Repeat the full listing, word for word.
_____
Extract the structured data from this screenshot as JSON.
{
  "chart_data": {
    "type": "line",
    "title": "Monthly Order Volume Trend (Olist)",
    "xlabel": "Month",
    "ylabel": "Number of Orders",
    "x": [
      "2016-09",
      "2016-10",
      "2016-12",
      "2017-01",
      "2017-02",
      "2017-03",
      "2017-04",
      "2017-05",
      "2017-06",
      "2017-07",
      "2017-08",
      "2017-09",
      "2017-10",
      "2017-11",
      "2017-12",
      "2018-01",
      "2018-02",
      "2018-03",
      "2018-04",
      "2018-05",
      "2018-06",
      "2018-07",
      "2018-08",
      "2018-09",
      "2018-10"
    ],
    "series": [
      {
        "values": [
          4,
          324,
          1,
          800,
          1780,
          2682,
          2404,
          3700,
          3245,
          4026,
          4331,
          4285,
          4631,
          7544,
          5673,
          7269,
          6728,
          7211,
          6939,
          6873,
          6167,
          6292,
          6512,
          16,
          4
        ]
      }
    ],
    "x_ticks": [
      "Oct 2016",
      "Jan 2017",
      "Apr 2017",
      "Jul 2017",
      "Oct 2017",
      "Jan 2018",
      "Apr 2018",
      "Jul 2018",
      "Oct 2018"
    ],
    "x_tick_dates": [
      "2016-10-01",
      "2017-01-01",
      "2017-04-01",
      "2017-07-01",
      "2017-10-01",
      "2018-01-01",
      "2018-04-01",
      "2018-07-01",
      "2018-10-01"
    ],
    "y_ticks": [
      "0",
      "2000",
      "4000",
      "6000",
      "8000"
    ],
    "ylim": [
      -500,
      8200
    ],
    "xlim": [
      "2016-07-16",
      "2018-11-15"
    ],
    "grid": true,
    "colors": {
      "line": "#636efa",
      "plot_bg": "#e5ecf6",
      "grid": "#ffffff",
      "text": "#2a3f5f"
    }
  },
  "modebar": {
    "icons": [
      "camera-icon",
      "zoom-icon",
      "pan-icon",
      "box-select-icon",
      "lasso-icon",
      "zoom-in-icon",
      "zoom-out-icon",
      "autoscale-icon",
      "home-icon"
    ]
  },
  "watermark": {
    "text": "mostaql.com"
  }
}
_____
• WORKED ANSWER:
Extract the structured data from this screenshot as JSON.
{
  "chart_data": {
    "type": "line",
    "title": "Monthly Order Volume Trend (Olist)",
    "xlabel": "Month",
    "ylabel": "Number of Orders",
    "x": [
      "2016-09",
      "2016-10",
      "2016-12",
      "2017-01",
      "2017-02",
      "2017-03",
      "2017-04",
      "2017-05",
      "2017-06",
      "2017-07",
      "2017-08",
      "2017-09",
      "2017-10",
      "2017-11",
      "2017-12",
      "2018-01",
      "2018-02",
      "2018-03",
      "2018-04",
      "2018-05",
      "2018-06",
      "2018-07",
      "2018-08",
      "2018-09",
      "2018-10"
    ],
    "series": [
      {
        "values": [
          4,
          324,
          1,
          800,
          1780,
          2682,
          2404,
          3700,
          3245,
          4026,
          4331,
          4285,
          4631,
          7544,
          5673,
          7269,
          6728,
          7211,
          6939,
          6873,
          6167,
          6292,
          6512,
          16,
          4
        ]
      }
    ],
    "x_ticks": [
      "Oct 2016",
      "Jan 2017",
      "Apr 2017",
      "Jul 2017",
      "Oct 2017",
      "Jan 2018",
      "Apr 2018",
      "Jul 2018",
      "Oct 2018"
    ],
    "x_tick_dates": [
      "2016-10-01",
      "2017-01-01",
      "2017-04-01",
      "2017-07-01",
      "2017-10-01",
      "2018-01-01",
      "2018-04-01",
      "2018-07-01",
      "2018-10-01"
    ],
    "y_ticks": [
      "0",
      "2000",
      "4000",
      "6000",
      "8000"
    ],
    "ylim": [
      -500,
      8200
    ],
    "xlim": [
      "2016-07-16",
      "2018-11-15"
    ],
    "grid": true,
    "colors": {
      "line": "#636efa",
      "plot_bg": "#e5ecf6",
      "grid": "#ffffff",
      "text": "#2a3f5f"
    }
  },
  "modebar": {
    "icons": [
      "camera-icon",
      "zoom-icon",
      "pan-icon",
      "box-select-icon",
      "lasso-icon",
      "zoom-in-icon",
      "zoom-out-icon",
      "autoscale-icon",
      "home-icon"
    ]
  },
  "watermark": {
    "text": "mostaql.com"
  }
}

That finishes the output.